From the entries below, copy out every line with "Daily" in it.

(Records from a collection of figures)
········
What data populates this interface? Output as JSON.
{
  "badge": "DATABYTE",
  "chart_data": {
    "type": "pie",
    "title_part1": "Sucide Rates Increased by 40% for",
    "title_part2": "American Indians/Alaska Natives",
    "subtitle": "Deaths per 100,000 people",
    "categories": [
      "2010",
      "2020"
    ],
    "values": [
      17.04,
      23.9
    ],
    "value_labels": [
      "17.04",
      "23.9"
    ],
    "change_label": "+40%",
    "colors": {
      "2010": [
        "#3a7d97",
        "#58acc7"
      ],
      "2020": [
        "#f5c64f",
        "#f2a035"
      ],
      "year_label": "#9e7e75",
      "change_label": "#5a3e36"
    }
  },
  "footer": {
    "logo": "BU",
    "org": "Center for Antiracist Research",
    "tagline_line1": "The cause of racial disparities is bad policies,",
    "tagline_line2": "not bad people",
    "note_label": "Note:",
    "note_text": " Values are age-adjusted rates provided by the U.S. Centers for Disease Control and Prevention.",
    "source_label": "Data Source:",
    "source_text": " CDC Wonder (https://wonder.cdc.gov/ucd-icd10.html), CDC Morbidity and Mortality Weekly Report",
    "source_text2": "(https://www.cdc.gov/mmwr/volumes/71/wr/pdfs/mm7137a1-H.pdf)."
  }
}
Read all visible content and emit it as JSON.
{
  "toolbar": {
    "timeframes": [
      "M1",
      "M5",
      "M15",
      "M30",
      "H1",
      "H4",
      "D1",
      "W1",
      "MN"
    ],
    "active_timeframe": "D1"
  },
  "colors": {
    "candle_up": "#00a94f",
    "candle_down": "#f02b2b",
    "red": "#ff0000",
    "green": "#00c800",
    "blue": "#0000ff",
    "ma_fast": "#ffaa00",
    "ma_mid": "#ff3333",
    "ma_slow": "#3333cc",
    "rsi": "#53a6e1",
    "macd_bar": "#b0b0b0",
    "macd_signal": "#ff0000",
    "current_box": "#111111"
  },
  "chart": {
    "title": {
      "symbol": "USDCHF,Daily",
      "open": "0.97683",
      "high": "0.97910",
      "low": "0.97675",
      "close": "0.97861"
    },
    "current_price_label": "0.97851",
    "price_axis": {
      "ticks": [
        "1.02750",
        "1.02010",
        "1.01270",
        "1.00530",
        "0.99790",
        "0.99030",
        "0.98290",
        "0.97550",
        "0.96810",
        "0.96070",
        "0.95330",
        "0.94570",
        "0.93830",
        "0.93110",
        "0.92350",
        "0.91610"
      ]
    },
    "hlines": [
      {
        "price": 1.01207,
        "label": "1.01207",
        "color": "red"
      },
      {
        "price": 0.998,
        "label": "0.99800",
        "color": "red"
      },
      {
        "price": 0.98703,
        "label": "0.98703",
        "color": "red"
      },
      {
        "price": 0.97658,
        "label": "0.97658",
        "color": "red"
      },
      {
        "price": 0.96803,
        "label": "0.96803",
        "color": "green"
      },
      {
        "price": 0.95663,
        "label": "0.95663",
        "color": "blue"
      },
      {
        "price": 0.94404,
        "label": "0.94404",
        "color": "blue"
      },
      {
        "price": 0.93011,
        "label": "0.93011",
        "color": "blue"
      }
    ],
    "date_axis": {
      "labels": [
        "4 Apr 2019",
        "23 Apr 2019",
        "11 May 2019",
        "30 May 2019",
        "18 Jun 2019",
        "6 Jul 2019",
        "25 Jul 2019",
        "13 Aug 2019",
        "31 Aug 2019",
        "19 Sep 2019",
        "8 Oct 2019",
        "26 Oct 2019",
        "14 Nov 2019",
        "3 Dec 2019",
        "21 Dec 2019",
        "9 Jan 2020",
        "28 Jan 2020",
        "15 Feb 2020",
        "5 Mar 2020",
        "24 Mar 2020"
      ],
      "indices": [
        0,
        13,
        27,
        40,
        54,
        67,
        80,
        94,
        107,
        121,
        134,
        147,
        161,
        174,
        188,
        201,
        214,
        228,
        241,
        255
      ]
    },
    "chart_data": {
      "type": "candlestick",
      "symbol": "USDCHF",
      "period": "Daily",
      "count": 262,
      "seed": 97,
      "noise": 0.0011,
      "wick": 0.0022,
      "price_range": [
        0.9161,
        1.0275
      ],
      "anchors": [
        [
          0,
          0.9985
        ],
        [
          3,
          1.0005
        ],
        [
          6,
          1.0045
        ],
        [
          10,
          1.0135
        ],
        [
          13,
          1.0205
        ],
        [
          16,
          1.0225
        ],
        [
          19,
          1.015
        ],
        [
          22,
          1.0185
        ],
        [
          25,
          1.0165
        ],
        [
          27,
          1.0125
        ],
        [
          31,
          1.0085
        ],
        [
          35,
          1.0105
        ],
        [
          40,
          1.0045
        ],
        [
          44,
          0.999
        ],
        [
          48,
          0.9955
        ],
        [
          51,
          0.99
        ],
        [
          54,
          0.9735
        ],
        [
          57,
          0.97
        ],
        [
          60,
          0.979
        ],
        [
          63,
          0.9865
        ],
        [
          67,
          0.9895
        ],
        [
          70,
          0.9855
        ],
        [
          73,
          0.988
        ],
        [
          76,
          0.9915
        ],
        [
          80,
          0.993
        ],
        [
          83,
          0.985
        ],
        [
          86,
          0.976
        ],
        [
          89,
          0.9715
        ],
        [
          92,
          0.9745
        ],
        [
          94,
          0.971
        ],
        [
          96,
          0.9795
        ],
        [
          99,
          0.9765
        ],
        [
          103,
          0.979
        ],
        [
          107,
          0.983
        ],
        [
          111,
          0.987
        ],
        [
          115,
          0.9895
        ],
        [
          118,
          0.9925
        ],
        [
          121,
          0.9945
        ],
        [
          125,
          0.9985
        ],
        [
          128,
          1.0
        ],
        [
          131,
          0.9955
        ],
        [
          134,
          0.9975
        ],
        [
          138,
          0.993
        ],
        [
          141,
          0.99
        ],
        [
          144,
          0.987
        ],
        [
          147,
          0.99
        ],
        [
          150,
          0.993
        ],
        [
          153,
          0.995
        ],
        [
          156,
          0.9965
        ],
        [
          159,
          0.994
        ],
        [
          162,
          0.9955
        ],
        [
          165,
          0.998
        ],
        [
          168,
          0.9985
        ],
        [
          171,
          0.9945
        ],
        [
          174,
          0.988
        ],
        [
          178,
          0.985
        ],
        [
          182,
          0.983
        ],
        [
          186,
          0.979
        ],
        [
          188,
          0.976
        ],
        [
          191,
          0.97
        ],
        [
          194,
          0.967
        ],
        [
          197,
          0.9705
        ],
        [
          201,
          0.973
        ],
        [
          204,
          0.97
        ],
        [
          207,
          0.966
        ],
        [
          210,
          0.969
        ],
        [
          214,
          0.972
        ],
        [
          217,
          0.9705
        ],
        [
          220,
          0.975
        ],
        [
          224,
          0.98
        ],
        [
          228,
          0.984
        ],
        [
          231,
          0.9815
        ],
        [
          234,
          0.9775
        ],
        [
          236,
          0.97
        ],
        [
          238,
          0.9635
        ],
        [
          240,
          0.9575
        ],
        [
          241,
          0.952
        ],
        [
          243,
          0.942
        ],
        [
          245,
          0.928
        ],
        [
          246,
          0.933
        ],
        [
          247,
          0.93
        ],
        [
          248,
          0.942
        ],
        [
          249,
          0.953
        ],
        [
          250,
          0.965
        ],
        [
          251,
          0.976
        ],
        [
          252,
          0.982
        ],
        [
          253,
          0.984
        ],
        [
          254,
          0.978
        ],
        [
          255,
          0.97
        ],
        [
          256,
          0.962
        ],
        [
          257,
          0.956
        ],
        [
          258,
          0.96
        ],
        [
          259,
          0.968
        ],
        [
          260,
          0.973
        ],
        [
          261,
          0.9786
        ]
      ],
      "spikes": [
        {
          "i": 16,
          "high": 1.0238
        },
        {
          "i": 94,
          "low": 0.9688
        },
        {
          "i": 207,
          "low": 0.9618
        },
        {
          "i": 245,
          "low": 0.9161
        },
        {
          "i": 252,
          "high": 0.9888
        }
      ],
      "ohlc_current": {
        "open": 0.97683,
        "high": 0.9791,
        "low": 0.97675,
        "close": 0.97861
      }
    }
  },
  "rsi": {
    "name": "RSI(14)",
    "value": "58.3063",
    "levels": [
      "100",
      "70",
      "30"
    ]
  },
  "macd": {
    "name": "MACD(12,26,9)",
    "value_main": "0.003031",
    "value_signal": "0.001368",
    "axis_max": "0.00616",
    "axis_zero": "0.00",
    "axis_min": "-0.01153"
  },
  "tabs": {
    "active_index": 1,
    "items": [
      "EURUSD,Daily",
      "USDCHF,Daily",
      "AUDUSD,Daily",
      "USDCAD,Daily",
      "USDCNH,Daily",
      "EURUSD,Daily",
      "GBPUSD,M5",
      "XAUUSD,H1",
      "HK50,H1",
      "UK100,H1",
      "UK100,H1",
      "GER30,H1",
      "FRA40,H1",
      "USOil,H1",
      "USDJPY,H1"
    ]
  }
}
········
Exercise result >>
      "symbol": "USDCHF,Daily",
      "period": "Daily",
      "EURUSD,Daily",
      "USDCHF,Daily",
      "AUDUSD,Daily",
      "USDCAD,Daily",
      "USDCNH,Daily",
      "EURUSD,Daily",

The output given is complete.